▽
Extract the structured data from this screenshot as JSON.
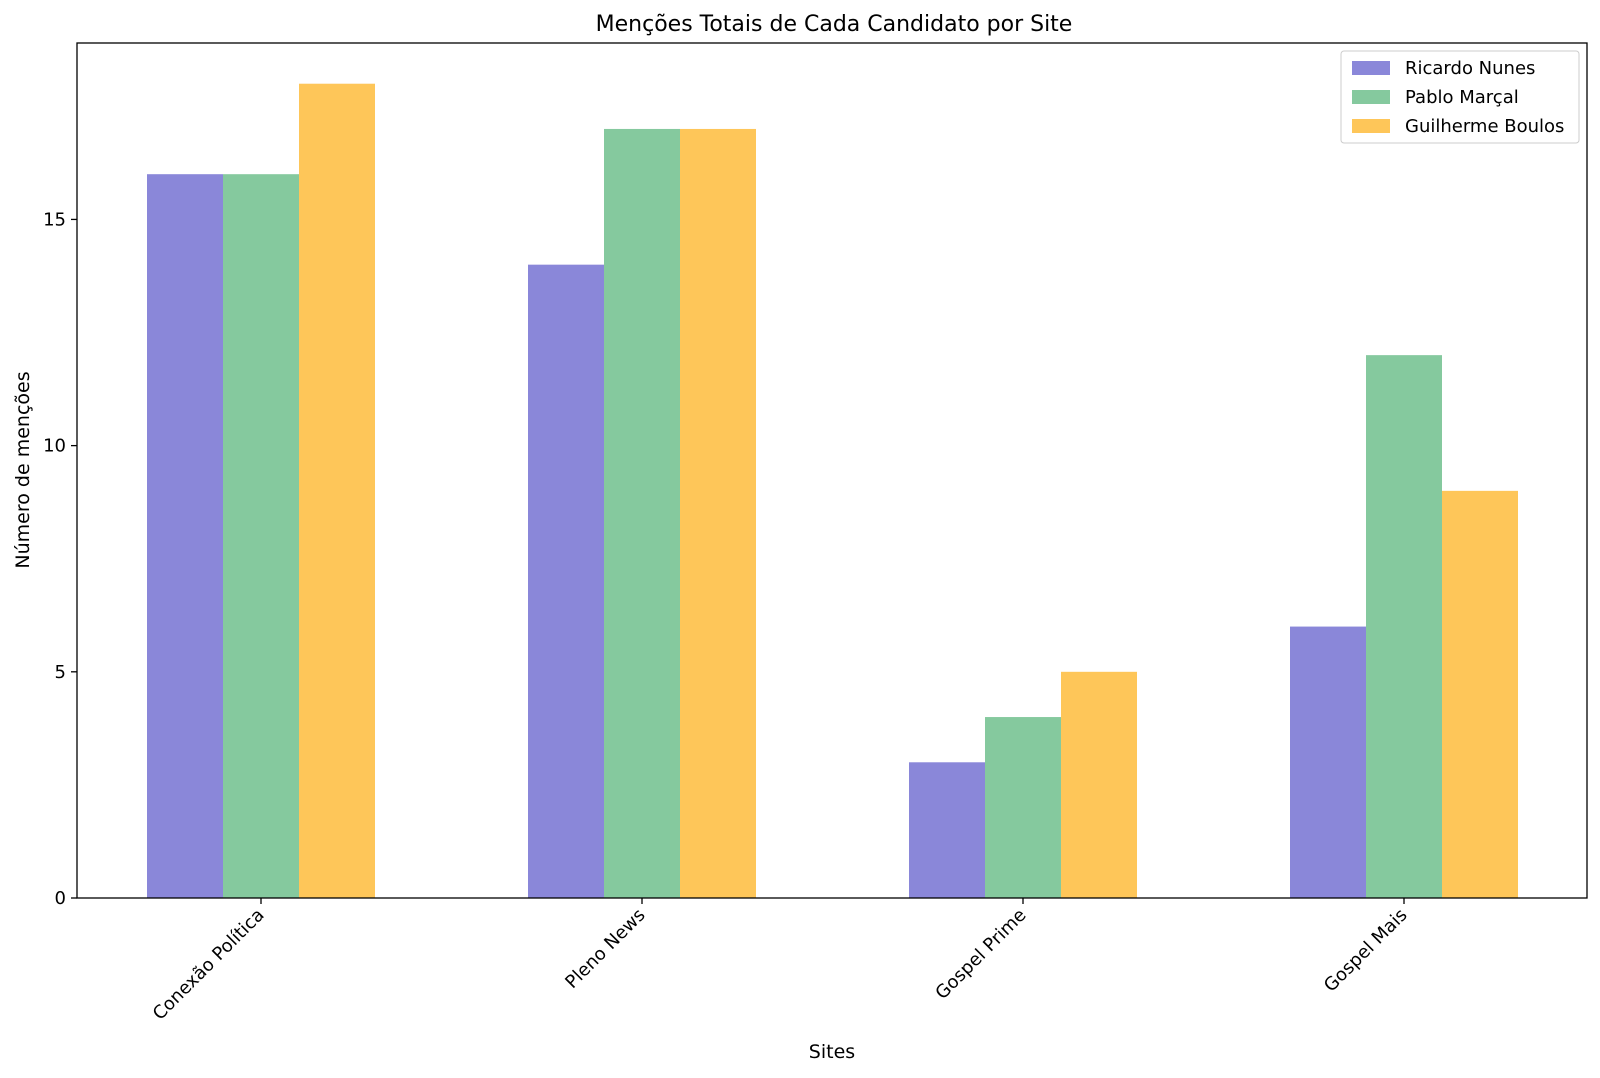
{
  "chart_data": {
    "type": "bar",
    "title": "Menções Totais de Cada Candidato por Site",
    "xlabel": "Sites",
    "ylabel": "Número de menções",
    "categories": [
      "Conexão Política",
      "Pleno News",
      "Gospel Prime",
      "Gospel Mais"
    ],
    "series": [
      {
        "name": "Ricardo Nunes",
        "color": "#8a87d9",
        "values": [
          16,
          14,
          3,
          6
        ]
      },
      {
        "name": "Pablo Marçal",
        "color": "#85c99e",
        "values": [
          16,
          17,
          4,
          12
        ]
      },
      {
        "name": "Guilherme Boulos",
        "color": "#fec659",
        "values": [
          18,
          17,
          5,
          9
        ]
      }
    ],
    "ylim": [
      0,
      18.9
    ],
    "yticks": [
      0,
      5,
      10,
      15
    ],
    "grid": false,
    "legend_position": "top-right"
  }
}
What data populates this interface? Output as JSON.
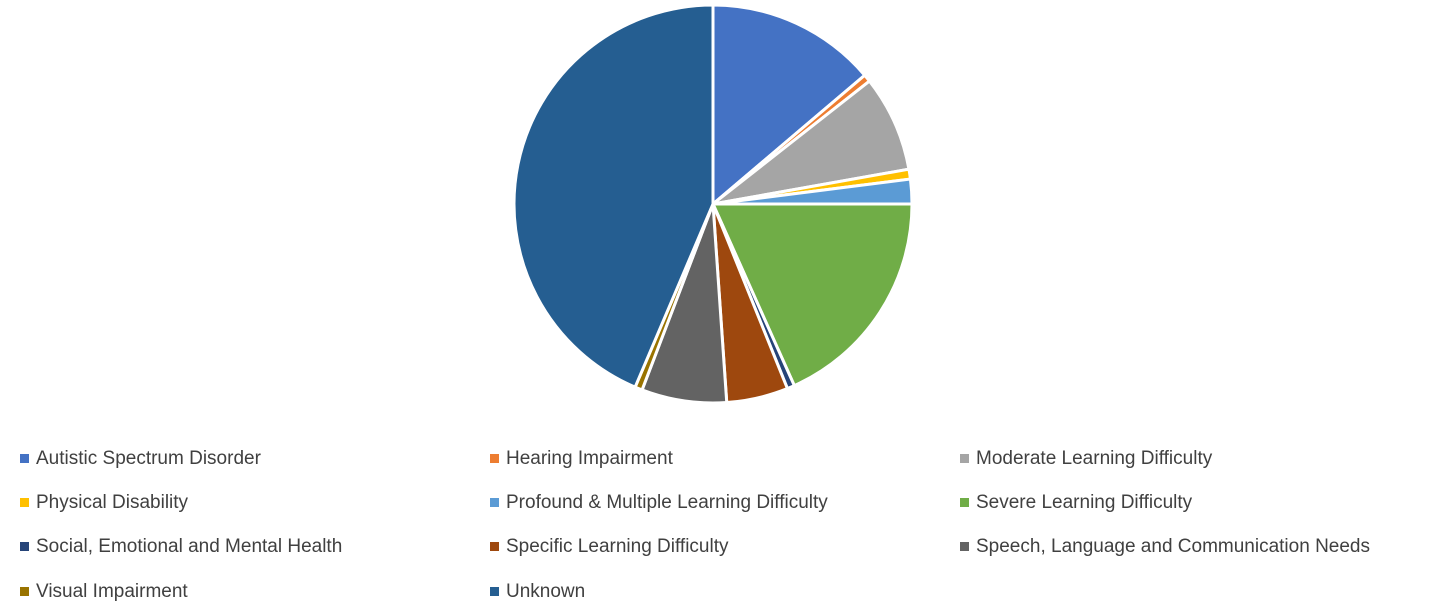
{
  "chart_data": {
    "type": "pie",
    "categories": [
      "Autistic Spectrum Disorder",
      "Hearing Impairment",
      "Moderate Learning Difficulty",
      "Physical Disability",
      "Profound & Multiple Learning Difficulty",
      "Severe Learning Difficulty",
      "Social, Emotional and Mental Health",
      "Specific Learning Difficulty",
      "Speech, Language and Communication Needs",
      "Visual Impairment",
      "Unknown"
    ],
    "values": [
      13.8,
      0.6,
      7.8,
      0.8,
      2,
      18.3,
      0.6,
      5,
      6.9,
      0.6,
      43.6
    ],
    "colors": [
      "#4472c4",
      "#ed7d31",
      "#a5a5a5",
      "#ffc000",
      "#5b9bd5",
      "#70ad47",
      "#264478",
      "#9e480e",
      "#636363",
      "#997300",
      "#255e91"
    ],
    "legend": "bottom"
  }
}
△
Copy all lines of the listing above that contain the string "JSON".

Extract the structured data from this screenshot as JSON.
What data populates this interface? Output as JSON.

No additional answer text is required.